— begin —

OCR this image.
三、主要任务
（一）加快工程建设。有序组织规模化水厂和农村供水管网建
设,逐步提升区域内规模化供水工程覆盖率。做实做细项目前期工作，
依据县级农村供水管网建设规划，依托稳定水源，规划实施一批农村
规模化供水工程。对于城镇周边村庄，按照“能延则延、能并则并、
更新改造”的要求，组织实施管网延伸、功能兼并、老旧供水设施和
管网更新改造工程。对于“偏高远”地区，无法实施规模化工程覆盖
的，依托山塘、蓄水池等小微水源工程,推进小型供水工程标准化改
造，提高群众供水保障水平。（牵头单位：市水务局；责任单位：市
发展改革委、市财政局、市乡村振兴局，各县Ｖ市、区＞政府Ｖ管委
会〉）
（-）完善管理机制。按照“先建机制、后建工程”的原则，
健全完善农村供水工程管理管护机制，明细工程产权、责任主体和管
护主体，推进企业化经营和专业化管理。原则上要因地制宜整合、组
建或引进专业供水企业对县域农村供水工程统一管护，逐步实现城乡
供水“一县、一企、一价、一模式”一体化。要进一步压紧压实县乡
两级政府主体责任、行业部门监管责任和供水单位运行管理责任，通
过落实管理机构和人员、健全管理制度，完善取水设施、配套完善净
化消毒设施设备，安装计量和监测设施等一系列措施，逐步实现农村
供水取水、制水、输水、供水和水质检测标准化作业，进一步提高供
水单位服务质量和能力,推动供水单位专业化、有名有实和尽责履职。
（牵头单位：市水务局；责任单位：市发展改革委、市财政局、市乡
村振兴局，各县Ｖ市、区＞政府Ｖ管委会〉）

— end —

### To be done
Keep only the lines that hold the string "责任单位", and copy them out.

### Answer to this exercise
造，提高群众供水保障水平。（牵头单位：市水务局；责任单位：市
（牵头单位：市水务局；责任单位：市发展改革委、市财政局、市乡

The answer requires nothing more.